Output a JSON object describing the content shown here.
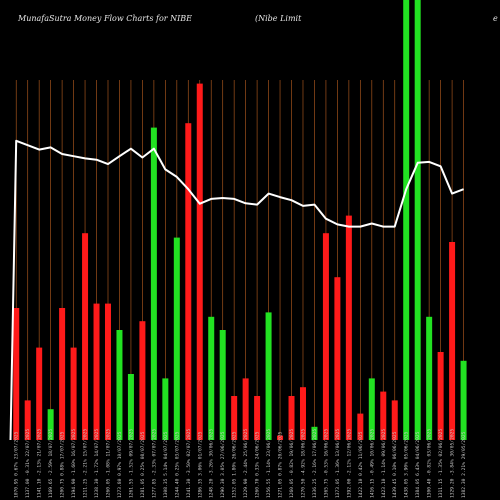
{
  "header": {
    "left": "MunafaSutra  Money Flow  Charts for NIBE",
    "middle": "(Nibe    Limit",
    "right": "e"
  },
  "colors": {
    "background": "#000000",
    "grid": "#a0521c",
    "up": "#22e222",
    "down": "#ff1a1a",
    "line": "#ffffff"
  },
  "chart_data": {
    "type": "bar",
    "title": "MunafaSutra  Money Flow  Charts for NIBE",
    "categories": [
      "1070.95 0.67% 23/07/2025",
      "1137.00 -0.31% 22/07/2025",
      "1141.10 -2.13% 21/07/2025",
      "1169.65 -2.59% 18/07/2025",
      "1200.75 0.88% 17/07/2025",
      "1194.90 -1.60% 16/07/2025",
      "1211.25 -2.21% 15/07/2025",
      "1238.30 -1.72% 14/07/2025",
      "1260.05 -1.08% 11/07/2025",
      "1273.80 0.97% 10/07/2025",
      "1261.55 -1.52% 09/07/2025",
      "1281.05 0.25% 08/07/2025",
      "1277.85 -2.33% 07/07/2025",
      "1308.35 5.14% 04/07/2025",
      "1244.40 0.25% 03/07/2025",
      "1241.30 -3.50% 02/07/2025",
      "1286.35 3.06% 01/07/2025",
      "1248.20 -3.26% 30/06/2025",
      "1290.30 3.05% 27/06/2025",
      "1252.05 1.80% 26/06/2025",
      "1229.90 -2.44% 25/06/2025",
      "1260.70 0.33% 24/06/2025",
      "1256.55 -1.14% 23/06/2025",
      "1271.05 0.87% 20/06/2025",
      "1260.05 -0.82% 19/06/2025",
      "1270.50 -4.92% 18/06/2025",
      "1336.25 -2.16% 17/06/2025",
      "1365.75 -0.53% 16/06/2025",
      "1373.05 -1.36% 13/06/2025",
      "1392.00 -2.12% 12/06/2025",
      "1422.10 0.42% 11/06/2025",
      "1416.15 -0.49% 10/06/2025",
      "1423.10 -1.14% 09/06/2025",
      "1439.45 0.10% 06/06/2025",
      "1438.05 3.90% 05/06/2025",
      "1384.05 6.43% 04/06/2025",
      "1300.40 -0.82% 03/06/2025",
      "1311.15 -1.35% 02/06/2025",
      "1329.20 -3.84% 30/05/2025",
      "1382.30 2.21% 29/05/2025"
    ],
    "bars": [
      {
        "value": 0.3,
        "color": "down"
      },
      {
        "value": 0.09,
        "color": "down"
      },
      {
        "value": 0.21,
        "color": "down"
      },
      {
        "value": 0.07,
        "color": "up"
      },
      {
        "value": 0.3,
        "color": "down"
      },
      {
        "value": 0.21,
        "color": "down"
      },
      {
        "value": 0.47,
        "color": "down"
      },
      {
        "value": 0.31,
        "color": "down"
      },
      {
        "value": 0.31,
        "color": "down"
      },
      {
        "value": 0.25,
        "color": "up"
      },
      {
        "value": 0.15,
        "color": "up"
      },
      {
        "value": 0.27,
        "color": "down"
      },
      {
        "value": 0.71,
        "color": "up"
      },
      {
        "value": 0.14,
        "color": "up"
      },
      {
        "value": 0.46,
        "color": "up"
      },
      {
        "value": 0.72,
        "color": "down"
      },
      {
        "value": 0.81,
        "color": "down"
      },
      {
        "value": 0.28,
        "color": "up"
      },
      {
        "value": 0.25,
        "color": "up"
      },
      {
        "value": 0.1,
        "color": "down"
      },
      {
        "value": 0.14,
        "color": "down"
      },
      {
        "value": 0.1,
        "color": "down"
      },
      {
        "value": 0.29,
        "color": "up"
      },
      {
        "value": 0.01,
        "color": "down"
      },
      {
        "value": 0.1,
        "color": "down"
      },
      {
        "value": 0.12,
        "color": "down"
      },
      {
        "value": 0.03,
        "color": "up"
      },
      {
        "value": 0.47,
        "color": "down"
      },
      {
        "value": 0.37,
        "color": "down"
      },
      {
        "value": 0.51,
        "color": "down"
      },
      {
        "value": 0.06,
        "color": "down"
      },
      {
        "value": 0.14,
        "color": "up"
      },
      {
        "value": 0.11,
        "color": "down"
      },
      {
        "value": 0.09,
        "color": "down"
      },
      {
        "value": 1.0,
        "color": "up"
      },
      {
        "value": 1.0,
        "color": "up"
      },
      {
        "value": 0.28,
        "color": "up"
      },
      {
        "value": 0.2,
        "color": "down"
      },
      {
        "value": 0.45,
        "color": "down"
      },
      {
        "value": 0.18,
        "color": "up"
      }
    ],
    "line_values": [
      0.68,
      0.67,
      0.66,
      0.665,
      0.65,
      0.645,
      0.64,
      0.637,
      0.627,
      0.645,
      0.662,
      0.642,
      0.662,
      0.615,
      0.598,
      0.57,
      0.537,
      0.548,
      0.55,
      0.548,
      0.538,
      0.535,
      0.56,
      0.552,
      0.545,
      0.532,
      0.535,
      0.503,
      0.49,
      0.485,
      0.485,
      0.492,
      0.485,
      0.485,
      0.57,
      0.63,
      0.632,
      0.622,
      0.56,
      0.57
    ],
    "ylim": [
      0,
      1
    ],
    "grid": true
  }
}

Written request => Give every record again exactly, apart from the pictures, which stay out.

Full answer =>
Output a JSON object describing the content shown here.
{
  "header": {
    "left": "MunafaSutra  Money Flow  Charts for NIBE",
    "middle": "(Nibe    Limit",
    "right": "e"
  },
  "colors": {
    "background": "#000000",
    "grid": "#a0521c",
    "up": "#22e222",
    "down": "#ff1a1a",
    "line": "#ffffff"
  },
  "chart_data": {
    "type": "bar",
    "title": "MunafaSutra  Money Flow  Charts for NIBE",
    "categories": [
      "1070.95 0.67% 23/07/2025",
      "1137.00 -0.31% 22/07/2025",
      "1141.10 -2.13% 21/07/2025",
      "1169.65 -2.59% 18/07/2025",
      "1200.75 0.88% 17/07/2025",
      "1194.90 -1.60% 16/07/2025",
      "1211.25 -2.21% 15/07/2025",
      "1238.30 -1.72% 14/07/2025",
      "1260.05 -1.08% 11/07/2025",
      "1273.80 0.97% 10/07/2025",
      "1261.55 -1.52% 09/07/2025",
      "1281.05 0.25% 08/07/2025",
      "1277.85 -2.33% 07/07/2025",
      "1308.35 5.14% 04/07/2025",
      "1244.40 0.25% 03/07/2025",
      "1241.30 -3.50% 02/07/2025",
      "1286.35 3.06% 01/07/2025",
      "1248.20 -3.26% 30/06/2025",
      "1290.30 3.05% 27/06/2025",
      "1252.05 1.80% 26/06/2025",
      "1229.90 -2.44% 25/06/2025",
      "1260.70 0.33% 24/06/2025",
      "1256.55 -1.14% 23/06/2025",
      "1271.05 0.87% 20/06/2025",
      "1260.05 -0.82% 19/06/2025",
      "1270.50 -4.92% 18/06/2025",
      "1336.25 -2.16% 17/06/2025",
      "1365.75 -0.53% 16/06/2025",
      "1373.05 -1.36% 13/06/2025",
      "1392.00 -2.12% 12/06/2025",
      "1422.10 0.42% 11/06/2025",
      "1416.15 -0.49% 10/06/2025",
      "1423.10 -1.14% 09/06/2025",
      "1439.45 0.10% 06/06/2025",
      "1438.05 3.90% 05/06/2025",
      "1384.05 6.43% 04/06/2025",
      "1300.40 -0.82% 03/06/2025",
      "1311.15 -1.35% 02/06/2025",
      "1329.20 -3.84% 30/05/2025",
      "1382.30 2.21% 29/05/2025"
    ],
    "bars": [
      {
        "value": 0.3,
        "color": "down"
      },
      {
        "value": 0.09,
        "color": "down"
      },
      {
        "value": 0.21,
        "color": "down"
      },
      {
        "value": 0.07,
        "color": "up"
      },
      {
        "value": 0.3,
        "color": "down"
      },
      {
        "value": 0.21,
        "color": "down"
      },
      {
        "value": 0.47,
        "color": "down"
      },
      {
        "value": 0.31,
        "color": "down"
      },
      {
        "value": 0.31,
        "color": "down"
      },
      {
        "value": 0.25,
        "color": "up"
      },
      {
        "value": 0.15,
        "color": "up"
      },
      {
        "value": 0.27,
        "color": "down"
      },
      {
        "value": 0.71,
        "color": "up"
      },
      {
        "value": 0.14,
        "color": "up"
      },
      {
        "value": 0.46,
        "color": "up"
      },
      {
        "value": 0.72,
        "color": "down"
      },
      {
        "value": 0.81,
        "color": "down"
      },
      {
        "value": 0.28,
        "color": "up"
      },
      {
        "value": 0.25,
        "color": "up"
      },
      {
        "value": 0.1,
        "color": "down"
      },
      {
        "value": 0.14,
        "color": "down"
      },
      {
        "value": 0.1,
        "color": "down"
      },
      {
        "value": 0.29,
        "color": "up"
      },
      {
        "value": 0.01,
        "color": "down"
      },
      {
        "value": 0.1,
        "color": "down"
      },
      {
        "value": 0.12,
        "color": "down"
      },
      {
        "value": 0.03,
        "color": "up"
      },
      {
        "value": 0.47,
        "color": "down"
      },
      {
        "value": 0.37,
        "color": "down"
      },
      {
        "value": 0.51,
        "color": "down"
      },
      {
        "value": 0.06,
        "color": "down"
      },
      {
        "value": 0.14,
        "color": "up"
      },
      {
        "value": 0.11,
        "color": "down"
      },
      {
        "value": 0.09,
        "color": "down"
      },
      {
        "value": 1.0,
        "color": "up"
      },
      {
        "value": 1.0,
        "color": "up"
      },
      {
        "value": 0.28,
        "color": "up"
      },
      {
        "value": 0.2,
        "color": "down"
      },
      {
        "value": 0.45,
        "color": "down"
      },
      {
        "value": 0.18,
        "color": "up"
      }
    ],
    "line_values": [
      0.68,
      0.67,
      0.66,
      0.665,
      0.65,
      0.645,
      0.64,
      0.637,
      0.627,
      0.645,
      0.662,
      0.642,
      0.662,
      0.615,
      0.598,
      0.57,
      0.537,
      0.548,
      0.55,
      0.548,
      0.538,
      0.535,
      0.56,
      0.552,
      0.545,
      0.532,
      0.535,
      0.503,
      0.49,
      0.485,
      0.485,
      0.492,
      0.485,
      0.485,
      0.57,
      0.63,
      0.632,
      0.622,
      0.56,
      0.57
    ],
    "ylim": [
      0,
      1
    ],
    "grid": true
  }
}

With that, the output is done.